--- BEGIN ---

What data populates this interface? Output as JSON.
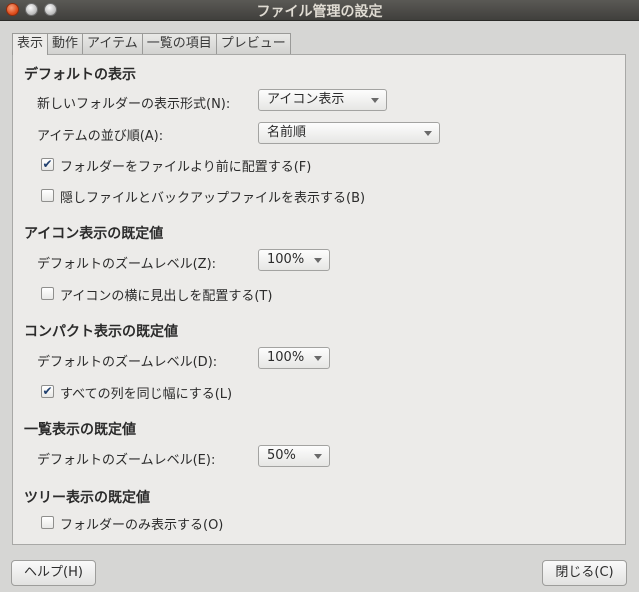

--- END ---
--- BEGIN ---

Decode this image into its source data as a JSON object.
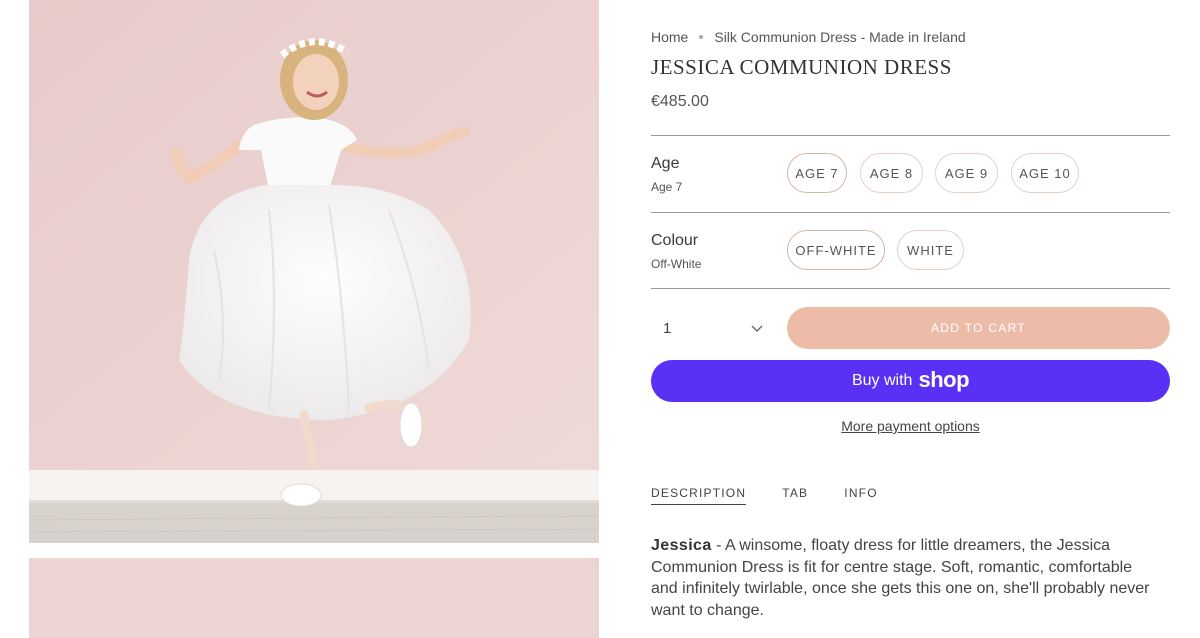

--- END ---
--- BEGIN ---

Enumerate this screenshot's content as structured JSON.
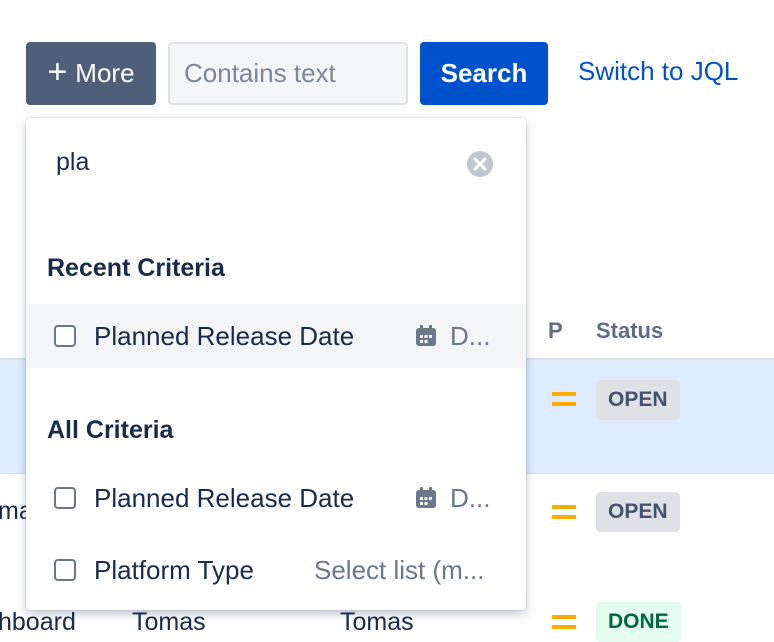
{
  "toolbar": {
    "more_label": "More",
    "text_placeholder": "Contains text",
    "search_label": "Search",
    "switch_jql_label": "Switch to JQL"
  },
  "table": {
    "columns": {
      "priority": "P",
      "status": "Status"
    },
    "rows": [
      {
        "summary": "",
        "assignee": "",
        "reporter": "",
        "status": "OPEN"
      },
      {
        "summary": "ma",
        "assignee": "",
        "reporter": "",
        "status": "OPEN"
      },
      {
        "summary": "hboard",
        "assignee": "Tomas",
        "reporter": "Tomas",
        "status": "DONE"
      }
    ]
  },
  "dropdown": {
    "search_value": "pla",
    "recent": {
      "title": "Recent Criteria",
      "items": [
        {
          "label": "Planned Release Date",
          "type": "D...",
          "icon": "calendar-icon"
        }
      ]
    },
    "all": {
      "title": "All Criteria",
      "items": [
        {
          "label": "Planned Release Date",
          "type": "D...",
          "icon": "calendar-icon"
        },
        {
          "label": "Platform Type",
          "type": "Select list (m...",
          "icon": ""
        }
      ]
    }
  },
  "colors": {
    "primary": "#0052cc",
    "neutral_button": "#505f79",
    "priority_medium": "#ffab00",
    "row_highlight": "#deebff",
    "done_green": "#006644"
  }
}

--- END ---

What to work on: Read the entries and select each line where the word "data" is found.

Exercise output:
What data populates this interface? Output as JSON.
Decode this image into its source data as a JSON object.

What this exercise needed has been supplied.